### PASSAGE PROVIDED

____

Clin Pharmacol Ther, 2008 assigns
activity scores based on the core star allele definition, not individual sub-allele
variants — meaning rs28695233's presence or absence does not change the CPIC-assigned
metabolizer phenotype of the haplotype it rides on.
The most functionally characterized intronic CYP2D6 variants that affect splicing and expression are: rs3892097 (CYP2D6*4, intron 3 splice site, abolishes function), rs28371725 (CYP2D6*41, intron 6, 2988G>A, reduces splicing efficiency ~50%), and rs1058164 (exon 3 synonymous, promotes exon 3 skipping). These have direct, measured functional consequences. rs28695233, by contrast, sits in intron 2 at a deep position (c.180+53) where there is no published evidence of analogous splicing disruption.
Practical Significance
For individuals who receive a clinical CYP2D6 report that mentions rs28695233, the key point is that this variant's haplotype context — not the variant itself — determines the clinical interpretation. The sub-allele carrying this G allele will have a defined star allele designation (e.g., a specific *1 or *2 sub-allele) whose functional classification is determined by that allele's core variants, not by this intronic tag. Carriers of the G allele at rs28695233 are not pharmacogenomically different from non-carriers, unless the haplotype they carry has independent functional variants.
Interactions
Because rs28695233 is a haplotype marker, its clinical significance is entirely determined by the other variants on the same chromosome. Knowing this variant in isolation provides no pharmacogenomic guidance. Complete CYP2D6 star allele diplotyping — incorporating core functional variants like rs3892097 (*4), rs1065852 (*10), rs28371725 (*41), rs16947 (R296C), rs5030655 (*6), and copy number analysis — is required to assign an activity score and metabolizer phenotype. rs28695233 can refine which sub-allele is present within that framework, but it does not change the functional tier.
Genotype Interpretations
What each possible genotype means for this variant:
Reference allele homozygote at this intronic position
You have two copies of the reference T allele at rs28695233. This is the most common genotype globally (approximately 85% of people). This intronic variant position has no established independent effect on CYP2D6 enzyme activity. Your CYP2D6 metabolizer phenotype is determined by other functional variants in the gene — this position alone carries no pharmacogenomic significance.

____

[Collected data]
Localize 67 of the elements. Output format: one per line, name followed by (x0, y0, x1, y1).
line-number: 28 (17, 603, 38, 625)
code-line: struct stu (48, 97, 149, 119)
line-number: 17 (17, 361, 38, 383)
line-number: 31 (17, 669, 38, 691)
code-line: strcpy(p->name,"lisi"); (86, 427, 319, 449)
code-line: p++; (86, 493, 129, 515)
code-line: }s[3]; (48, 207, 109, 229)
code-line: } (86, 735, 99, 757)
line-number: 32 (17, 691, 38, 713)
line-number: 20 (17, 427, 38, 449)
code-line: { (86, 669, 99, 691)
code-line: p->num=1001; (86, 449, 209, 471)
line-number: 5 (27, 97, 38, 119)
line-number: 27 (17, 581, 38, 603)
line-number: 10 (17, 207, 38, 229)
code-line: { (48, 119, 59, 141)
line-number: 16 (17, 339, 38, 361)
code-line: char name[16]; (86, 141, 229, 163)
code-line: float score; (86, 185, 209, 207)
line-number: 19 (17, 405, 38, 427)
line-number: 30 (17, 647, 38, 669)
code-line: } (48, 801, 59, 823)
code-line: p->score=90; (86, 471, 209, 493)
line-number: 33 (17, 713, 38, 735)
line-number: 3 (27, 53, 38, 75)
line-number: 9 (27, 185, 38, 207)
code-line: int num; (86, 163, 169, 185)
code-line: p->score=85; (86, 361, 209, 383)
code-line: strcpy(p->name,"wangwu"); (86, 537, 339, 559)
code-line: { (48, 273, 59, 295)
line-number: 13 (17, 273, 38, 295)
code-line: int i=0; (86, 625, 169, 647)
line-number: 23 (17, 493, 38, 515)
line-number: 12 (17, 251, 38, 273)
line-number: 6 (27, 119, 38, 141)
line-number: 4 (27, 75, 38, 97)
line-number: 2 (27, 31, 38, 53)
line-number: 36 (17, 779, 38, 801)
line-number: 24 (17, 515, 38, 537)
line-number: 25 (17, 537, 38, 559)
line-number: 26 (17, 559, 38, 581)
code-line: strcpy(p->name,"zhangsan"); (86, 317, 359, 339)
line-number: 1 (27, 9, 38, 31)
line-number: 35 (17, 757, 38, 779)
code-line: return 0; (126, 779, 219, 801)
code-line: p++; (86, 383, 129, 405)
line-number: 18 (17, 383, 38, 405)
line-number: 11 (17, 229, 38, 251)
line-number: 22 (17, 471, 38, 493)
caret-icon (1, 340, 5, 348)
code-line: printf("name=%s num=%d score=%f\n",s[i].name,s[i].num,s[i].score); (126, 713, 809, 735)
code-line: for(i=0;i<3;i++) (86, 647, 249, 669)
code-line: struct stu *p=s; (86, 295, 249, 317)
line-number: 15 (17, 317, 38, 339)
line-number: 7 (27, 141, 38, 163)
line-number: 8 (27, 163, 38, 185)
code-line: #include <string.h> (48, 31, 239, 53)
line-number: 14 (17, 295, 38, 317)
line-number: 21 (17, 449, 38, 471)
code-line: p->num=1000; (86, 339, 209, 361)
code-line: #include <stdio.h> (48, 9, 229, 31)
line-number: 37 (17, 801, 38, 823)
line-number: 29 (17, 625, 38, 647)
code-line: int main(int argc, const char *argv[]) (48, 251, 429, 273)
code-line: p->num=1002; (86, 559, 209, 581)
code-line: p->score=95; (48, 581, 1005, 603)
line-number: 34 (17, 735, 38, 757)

____

### WHAT TO WORK ON
Could you continue the passage on the CYP2D6 intronic variant rs28695233, picking up right after its last sentence?

### REPLY TO THE EXERCISE
One G allele at this intronic CYP2D6 marker
rs28695233 sits 53 base pairs into intron 2 of CYP2D6, far from the canonical splice donor and acceptor sites. Deep intronic variants at this distance from exon boundaries rarely affect splicing. No published functional study has shown that this G allele alters CYP2D6 mRNA processing, protein levels, or metabolic activity. It is catalogued at PharmVar's definitive evidence level as a sub-allele marker — meaning it appears in specific, fully characterized CYP2D6 haplotypes but is not itself responsible for any change in the haplotype's functional grade. If you are seeing this result as part of a clinical report, the pharmacogenomically relevant information comes from the star allele called on that chromosome, not from this individual intronic variant.
Two G alleles at this intronic CYP2D6 marker
Having two G alleles at rs28695233 means both your CYP2D6 chromosomes share this intron 2 marker. In the context of CYP2D6 pharmacogenomics, this is notable mainly because it constrains which sub-alleles you might carry on each chromosome — both must belong to haplotype lineages that include the G allele at this position. However, because sub-allele variants like rs28695233 do not independently alter activity scores, being GG homozygous does not predict any particular metabolizer phenotype. The complete clinical picture requires knowing the full star allele assignment for each chromosome, including all functional core variants. If both chromosomes carry high-activity star alleles (*1 or *2), your phenotype would be normal metabolizer. If they carry reduced or absent-function alleles, the phenotype changes accordingly — but that is determined by those core variants, not by rs28695233.